■ **Material shown**
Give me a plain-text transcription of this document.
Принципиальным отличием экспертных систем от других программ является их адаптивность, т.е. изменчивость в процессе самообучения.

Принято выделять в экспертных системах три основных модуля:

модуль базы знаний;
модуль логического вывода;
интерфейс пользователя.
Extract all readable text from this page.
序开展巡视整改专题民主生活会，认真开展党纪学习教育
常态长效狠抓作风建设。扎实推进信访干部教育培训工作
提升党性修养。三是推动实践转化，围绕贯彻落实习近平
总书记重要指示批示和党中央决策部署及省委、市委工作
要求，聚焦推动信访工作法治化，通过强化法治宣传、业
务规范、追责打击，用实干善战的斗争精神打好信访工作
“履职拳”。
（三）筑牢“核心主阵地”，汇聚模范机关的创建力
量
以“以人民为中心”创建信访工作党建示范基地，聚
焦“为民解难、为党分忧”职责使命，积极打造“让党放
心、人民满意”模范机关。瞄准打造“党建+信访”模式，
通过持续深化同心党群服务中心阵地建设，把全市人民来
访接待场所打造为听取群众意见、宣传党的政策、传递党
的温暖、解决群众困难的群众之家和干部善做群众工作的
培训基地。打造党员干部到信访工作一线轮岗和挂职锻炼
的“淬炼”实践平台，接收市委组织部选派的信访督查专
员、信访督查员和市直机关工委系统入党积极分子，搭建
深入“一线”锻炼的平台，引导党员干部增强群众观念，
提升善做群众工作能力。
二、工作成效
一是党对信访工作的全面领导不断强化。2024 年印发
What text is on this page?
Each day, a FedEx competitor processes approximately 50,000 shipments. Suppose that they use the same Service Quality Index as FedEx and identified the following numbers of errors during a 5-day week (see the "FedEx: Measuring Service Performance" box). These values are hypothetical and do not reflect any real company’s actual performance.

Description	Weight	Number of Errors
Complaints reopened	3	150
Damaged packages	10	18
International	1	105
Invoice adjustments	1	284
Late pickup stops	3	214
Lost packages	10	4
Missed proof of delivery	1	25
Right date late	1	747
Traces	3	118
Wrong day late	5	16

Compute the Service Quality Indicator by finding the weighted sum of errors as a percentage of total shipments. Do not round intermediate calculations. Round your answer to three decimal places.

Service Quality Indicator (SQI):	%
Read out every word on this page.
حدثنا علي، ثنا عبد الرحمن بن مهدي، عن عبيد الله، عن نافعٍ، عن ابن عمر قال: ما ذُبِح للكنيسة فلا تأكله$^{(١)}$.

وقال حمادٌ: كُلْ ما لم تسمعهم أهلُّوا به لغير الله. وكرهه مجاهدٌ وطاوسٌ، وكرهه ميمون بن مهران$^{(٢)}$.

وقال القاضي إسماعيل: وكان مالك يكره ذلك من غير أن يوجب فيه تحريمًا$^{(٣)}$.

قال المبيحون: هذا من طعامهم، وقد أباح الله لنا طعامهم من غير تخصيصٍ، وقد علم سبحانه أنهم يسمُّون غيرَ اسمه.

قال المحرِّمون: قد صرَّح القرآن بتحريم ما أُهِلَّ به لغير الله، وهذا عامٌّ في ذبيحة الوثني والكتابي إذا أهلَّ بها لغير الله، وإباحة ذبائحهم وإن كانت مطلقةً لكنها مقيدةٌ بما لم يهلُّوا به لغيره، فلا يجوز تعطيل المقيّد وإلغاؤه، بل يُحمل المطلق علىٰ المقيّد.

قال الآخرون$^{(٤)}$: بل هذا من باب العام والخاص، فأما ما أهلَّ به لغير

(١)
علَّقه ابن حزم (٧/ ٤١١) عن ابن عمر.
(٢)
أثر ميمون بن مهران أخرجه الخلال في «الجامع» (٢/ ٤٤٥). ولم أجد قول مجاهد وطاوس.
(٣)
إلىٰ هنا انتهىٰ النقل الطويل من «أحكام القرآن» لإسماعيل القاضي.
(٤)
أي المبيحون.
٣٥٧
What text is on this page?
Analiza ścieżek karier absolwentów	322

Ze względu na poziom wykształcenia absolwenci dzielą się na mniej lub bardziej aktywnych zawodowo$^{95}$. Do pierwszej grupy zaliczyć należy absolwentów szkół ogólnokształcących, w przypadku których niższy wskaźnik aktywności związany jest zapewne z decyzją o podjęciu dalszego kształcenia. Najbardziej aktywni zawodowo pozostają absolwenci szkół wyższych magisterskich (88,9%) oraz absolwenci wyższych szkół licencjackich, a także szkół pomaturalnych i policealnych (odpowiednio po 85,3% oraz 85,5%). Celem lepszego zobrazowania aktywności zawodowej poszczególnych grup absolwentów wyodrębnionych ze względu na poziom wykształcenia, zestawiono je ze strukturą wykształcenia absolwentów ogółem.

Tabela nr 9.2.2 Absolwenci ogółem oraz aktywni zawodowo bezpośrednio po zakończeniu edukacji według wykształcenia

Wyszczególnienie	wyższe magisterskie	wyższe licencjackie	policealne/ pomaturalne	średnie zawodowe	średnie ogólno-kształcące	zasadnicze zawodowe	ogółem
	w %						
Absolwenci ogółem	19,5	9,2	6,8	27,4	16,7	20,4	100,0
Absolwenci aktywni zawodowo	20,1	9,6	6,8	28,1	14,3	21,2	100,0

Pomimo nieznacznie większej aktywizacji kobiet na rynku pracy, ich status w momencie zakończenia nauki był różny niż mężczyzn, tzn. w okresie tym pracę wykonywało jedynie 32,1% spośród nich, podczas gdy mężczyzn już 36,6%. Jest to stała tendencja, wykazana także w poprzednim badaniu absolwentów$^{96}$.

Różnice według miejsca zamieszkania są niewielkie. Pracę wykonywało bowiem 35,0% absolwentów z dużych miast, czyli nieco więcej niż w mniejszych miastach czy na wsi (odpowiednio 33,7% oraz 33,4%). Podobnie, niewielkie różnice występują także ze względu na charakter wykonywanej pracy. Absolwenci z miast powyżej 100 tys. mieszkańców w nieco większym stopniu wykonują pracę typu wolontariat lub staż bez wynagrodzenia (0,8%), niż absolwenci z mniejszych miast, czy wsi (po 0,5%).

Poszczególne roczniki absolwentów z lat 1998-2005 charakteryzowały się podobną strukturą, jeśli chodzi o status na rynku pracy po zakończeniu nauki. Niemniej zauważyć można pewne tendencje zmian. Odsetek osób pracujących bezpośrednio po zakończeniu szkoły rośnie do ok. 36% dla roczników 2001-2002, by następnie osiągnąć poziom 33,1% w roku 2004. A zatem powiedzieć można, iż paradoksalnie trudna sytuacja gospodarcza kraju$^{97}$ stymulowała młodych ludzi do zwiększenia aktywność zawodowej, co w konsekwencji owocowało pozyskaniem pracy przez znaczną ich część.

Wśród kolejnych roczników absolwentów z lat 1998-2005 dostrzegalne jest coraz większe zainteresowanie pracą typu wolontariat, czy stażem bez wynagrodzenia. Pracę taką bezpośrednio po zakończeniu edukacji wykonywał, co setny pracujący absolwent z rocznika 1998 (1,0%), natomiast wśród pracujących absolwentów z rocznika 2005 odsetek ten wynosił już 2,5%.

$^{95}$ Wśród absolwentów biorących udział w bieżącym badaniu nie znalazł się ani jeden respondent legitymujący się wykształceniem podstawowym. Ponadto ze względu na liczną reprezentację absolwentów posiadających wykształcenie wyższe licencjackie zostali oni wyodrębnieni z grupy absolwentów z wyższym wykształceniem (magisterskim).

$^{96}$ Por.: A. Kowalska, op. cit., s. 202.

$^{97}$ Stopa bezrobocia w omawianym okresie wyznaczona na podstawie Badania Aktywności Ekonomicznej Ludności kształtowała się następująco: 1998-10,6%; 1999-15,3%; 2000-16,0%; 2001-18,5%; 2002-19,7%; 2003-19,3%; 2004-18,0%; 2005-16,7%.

■ **Task goal**
Within the data above, pick out all lines holding the word "Wśród".

■ **Written solution**
Wśród kolejnych roczników absolwentów z lat 1998-2005 dostrzegalne jest coraz większe zainteresowanie pracą typu wolontariat, czy stażem bez wynagrodzenia. Pracę taką bezpośrednio po zakończeniu edukacji wykonywał, co setny pracujący absolwent z rocznika 1998 (1,0%), natomiast wśród pracujących absolwentów z rocznika 2005 odsetek ten wynosił już 2,5%.
$^{95}$ Wśród absolwentów biorących udział w bieżącym badaniu nie znalazł się ani jeden respondent legitymujący się wykształceniem podstawowym. Ponadto ze względu na liczną reprezentację absolwentów posiadających wykształcenie wyższe licencjackie zostali oni wyodrębnieni z grupy absolwentów z wyższym wykształceniem (magisterskim).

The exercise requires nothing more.